_Data to use_:
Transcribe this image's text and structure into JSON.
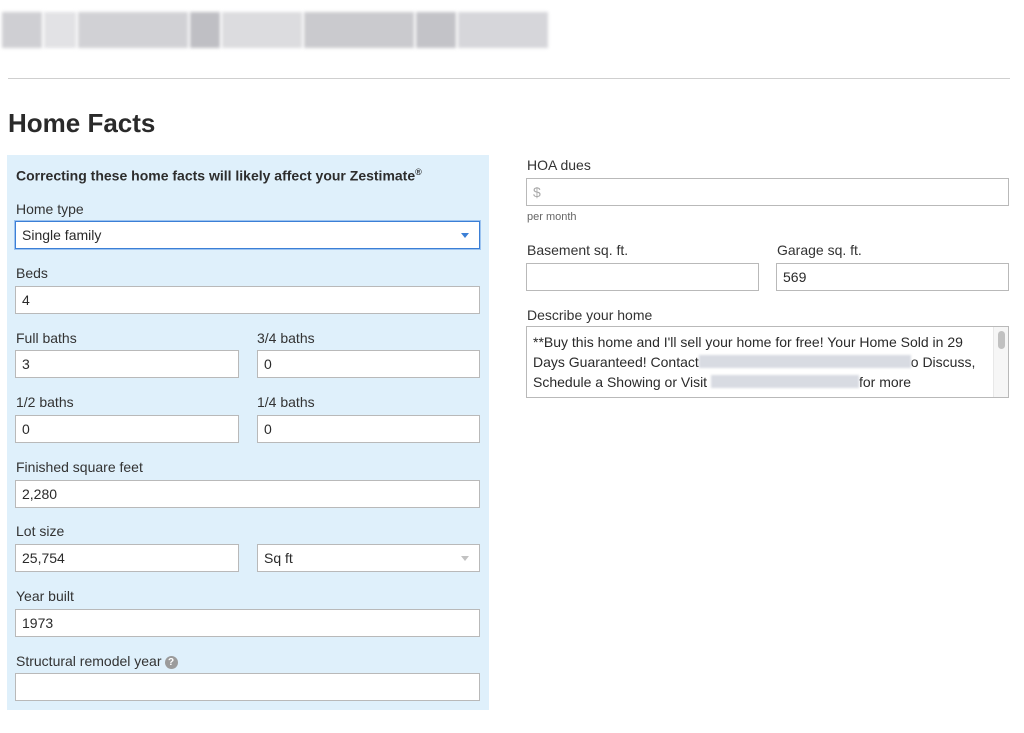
{
  "page_title": "Home Facts",
  "facts_panel": {
    "heading": "Correcting these home facts will likely affect your Zestimate",
    "heading_mark": "®",
    "home_type": {
      "label": "Home type",
      "value": "Single family"
    },
    "beds": {
      "label": "Beds",
      "value": "4"
    },
    "full_baths": {
      "label": "Full baths",
      "value": "3"
    },
    "three_quarter_baths": {
      "label": "3/4 baths",
      "value": "0"
    },
    "half_baths": {
      "label": "1/2 baths",
      "value": "0"
    },
    "quarter_baths": {
      "label": "1/4 baths",
      "value": "0"
    },
    "finished_sqft": {
      "label": "Finished square feet",
      "value": "2,280"
    },
    "lot_size": {
      "label": "Lot size",
      "value": "25,754",
      "unit": "Sq ft"
    },
    "year_built": {
      "label": "Year built",
      "value": "1973"
    },
    "remodel_year": {
      "label": "Structural remodel year",
      "value": "",
      "help_glyph": "?"
    }
  },
  "other_facts": {
    "hoa_dues": {
      "label": "HOA dues",
      "placeholder": "$",
      "hint": "per month"
    },
    "basement_sqft": {
      "label": "Basement sq. ft.",
      "value": ""
    },
    "garage_sqft": {
      "label": "Garage sq. ft.",
      "value": "569"
    },
    "description": {
      "label": "Describe your home",
      "line1": "**Buy this home and I'll sell your home for free! Your Home Sold in 29",
      "line2_a": "Days Guaranteed! Contact",
      "line2_b": "o Discuss,",
      "line3_a": "Schedule a Showing or Visit",
      "line3_b": "for more"
    }
  },
  "colors": {
    "panel_bg": "#dff0fb",
    "focus_border": "#3b7fd6"
  }
}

_Task objective_: Except for the pictures, copy every line of the records above exactly.

_Expected answer_:
Transcribe this image's text and structure into JSON.
{
  "page_title": "Home Facts",
  "facts_panel": {
    "heading": "Correcting these home facts will likely affect your Zestimate",
    "heading_mark": "®",
    "home_type": {
      "label": "Home type",
      "value": "Single family"
    },
    "beds": {
      "label": "Beds",
      "value": "4"
    },
    "full_baths": {
      "label": "Full baths",
      "value": "3"
    },
    "three_quarter_baths": {
      "label": "3/4 baths",
      "value": "0"
    },
    "half_baths": {
      "label": "1/2 baths",
      "value": "0"
    },
    "quarter_baths": {
      "label": "1/4 baths",
      "value": "0"
    },
    "finished_sqft": {
      "label": "Finished square feet",
      "value": "2,280"
    },
    "lot_size": {
      "label": "Lot size",
      "value": "25,754",
      "unit": "Sq ft"
    },
    "year_built": {
      "label": "Year built",
      "value": "1973"
    },
    "remodel_year": {
      "label": "Structural remodel year",
      "value": "",
      "help_glyph": "?"
    }
  },
  "other_facts": {
    "hoa_dues": {
      "label": "HOA dues",
      "placeholder": "$",
      "hint": "per month"
    },
    "basement_sqft": {
      "label": "Basement sq. ft.",
      "value": ""
    },
    "garage_sqft": {
      "label": "Garage sq. ft.",
      "value": "569"
    },
    "description": {
      "label": "Describe your home",
      "line1": "**Buy this home and I'll sell your home for free! Your Home Sold in 29",
      "line2_a": "Days Guaranteed! Contact",
      "line2_b": "o Discuss,",
      "line3_a": "Schedule a Showing or Visit",
      "line3_b": "for more"
    }
  },
  "colors": {
    "panel_bg": "#dff0fb",
    "focus_border": "#3b7fd6"
  }
}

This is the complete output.